# WHAT TO DO
All of the data should be repeated exactly; pictures are not part of the copy.

BEGIN SUPPLIED MATERIAL

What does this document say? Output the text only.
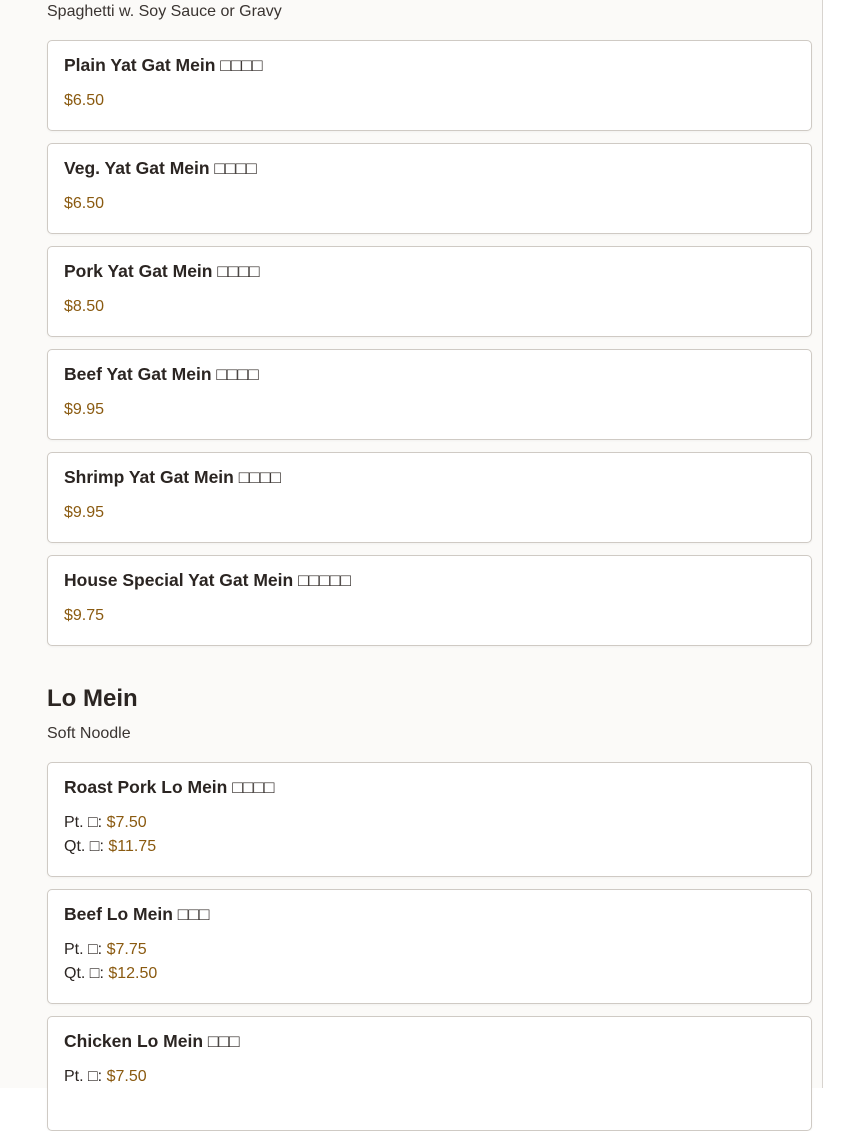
Spaghetti w. Soy Sauce or Gravy

Plain Yat Gat Mein □□□□
$6.50
Veg. Yat Gat Mein □□□□
$6.50
Pork Yat Gat Mein □□□□
$8.50
Beef Yat Gat Mein □□□□
$9.95
Shrimp Yat Gat Mein □□□□
$9.95
House Special Yat Gat Mein □□□□□
$9.75
Lo Mein

Soft Noodle

Roast Pork Lo Mein □□□□
Pt. □: $7.50
Qt. □: $11.75
Beef Lo Mein □□□
Pt. □: $7.75
Qt. □: $12.50
Chicken Lo Mein □□□
Pt. □: $7.50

END SUPPLIED MATERIAL

# SOLUTION TO THIS PROBLEM
What does this document say? Output the text only.
Spaghetti w. Soy Sauce or Gravy

Plain Yat Gat Mein □□□□
$6.50
Veg. Yat Gat Mein □□□□
$6.50
Pork Yat Gat Mein □□□□
$8.50
Beef Yat Gat Mein □□□□
$9.95
Shrimp Yat Gat Mein □□□□
$9.95
House Special Yat Gat Mein □□□□□
$9.75
Lo Mein

Soft Noodle

Roast Pork Lo Mein □□□□
Pt. □: $7.50
Qt. □: $11.75
Beef Lo Mein □□□
Pt. □: $7.75
Qt. □: $12.50
Chicken Lo Mein □□□
Pt. □: $7.50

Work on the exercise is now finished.